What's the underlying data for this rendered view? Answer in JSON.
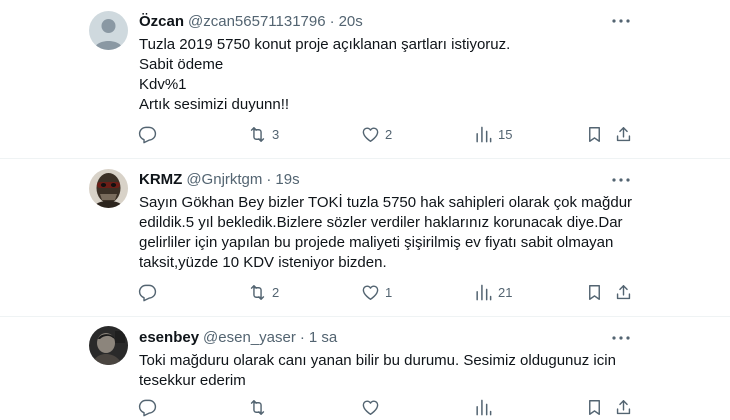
{
  "tweets": [
    {
      "name": "Özcan",
      "handle": "@zcan56571131796",
      "separator": "·",
      "time": "20s",
      "text_lines": [
        "Tuzla 2019 5750 konut proje açıklanan şartları istiyoruz.",
        "Sabit ödeme",
        "Kdv%1",
        "Artık sesimizi duyunn!!"
      ],
      "reply_count": "",
      "retweet_count": "3",
      "like_count": "2",
      "view_count": "15",
      "avatar": "default-person-avatar"
    },
    {
      "name": "KRMZ",
      "handle": "@Gnjrktgm",
      "separator": "·",
      "time": "19s",
      "text_lines": [
        "Sayın Gökhan Bey bizler TOKİ tuzla 5750 hak sahipleri olarak çok mağdur",
        "edildik.5 yıl bekledik.Bizlere sözler verdiler haklarınız korunacak diye.Dar",
        "gelirliler için yapılan bu projede maliyeti şişirilmiş ev fiyatı sabit olmayan",
        "taksit,yüzde 10 KDV isteniyor bizden."
      ],
      "reply_count": "",
      "retweet_count": "2",
      "like_count": "1",
      "view_count": "21",
      "avatar": "masked-face-avatar"
    },
    {
      "name": "esenbey",
      "handle": "@esen_yaser",
      "separator": "·",
      "time": "1 sa",
      "text_lines": [
        "Toki mağduru olarak canı yanan bilir bu durumu. Sesimiz oldugunuz icin",
        "tesekkur ederim"
      ],
      "reply_count": "",
      "retweet_count": "",
      "like_count": "",
      "view_count": "",
      "avatar": "dark-photo-avatar"
    }
  ],
  "icons": {
    "reply": "reply-icon",
    "retweet": "retweet-icon",
    "like": "heart-icon",
    "views": "views-icon",
    "bookmark": "bookmark-icon",
    "share": "share-icon",
    "more": "more-icon"
  },
  "colors": {
    "text": "#0f1419",
    "secondary": "#536471",
    "divider": "#eff3f4"
  }
}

§ Exercise aim:
Restate each line of the records exactly; pictures do not belong in the copy.

§ Result below:
What's the underlying data for this rendered view? Answer in JSON.
{
  "tweets": [
    {
      "name": "Özcan",
      "handle": "@zcan56571131796",
      "separator": "·",
      "time": "20s",
      "text_lines": [
        "Tuzla 2019 5750 konut proje açıklanan şartları istiyoruz.",
        "Sabit ödeme",
        "Kdv%1",
        "Artık sesimizi duyunn!!"
      ],
      "reply_count": "",
      "retweet_count": "3",
      "like_count": "2",
      "view_count": "15",
      "avatar": "default-person-avatar"
    },
    {
      "name": "KRMZ",
      "handle": "@Gnjrktgm",
      "separator": "·",
      "time": "19s",
      "text_lines": [
        "Sayın Gökhan Bey bizler TOKİ tuzla 5750 hak sahipleri olarak çok mağdur",
        "edildik.5 yıl bekledik.Bizlere sözler verdiler haklarınız korunacak diye.Dar",
        "gelirliler için yapılan bu projede maliyeti şişirilmiş ev fiyatı sabit olmayan",
        "taksit,yüzde 10 KDV isteniyor bizden."
      ],
      "reply_count": "",
      "retweet_count": "2",
      "like_count": "1",
      "view_count": "21",
      "avatar": "masked-face-avatar"
    },
    {
      "name": "esenbey",
      "handle": "@esen_yaser",
      "separator": "·",
      "time": "1 sa",
      "text_lines": [
        "Toki mağduru olarak canı yanan bilir bu durumu. Sesimiz oldugunuz icin",
        "tesekkur ederim"
      ],
      "reply_count": "",
      "retweet_count": "",
      "like_count": "",
      "view_count": "",
      "avatar": "dark-photo-avatar"
    }
  ],
  "icons": {
    "reply": "reply-icon",
    "retweet": "retweet-icon",
    "like": "heart-icon",
    "views": "views-icon",
    "bookmark": "bookmark-icon",
    "share": "share-icon",
    "more": "more-icon"
  },
  "colors": {
    "text": "#0f1419",
    "secondary": "#536471",
    "divider": "#eff3f4"
  }
}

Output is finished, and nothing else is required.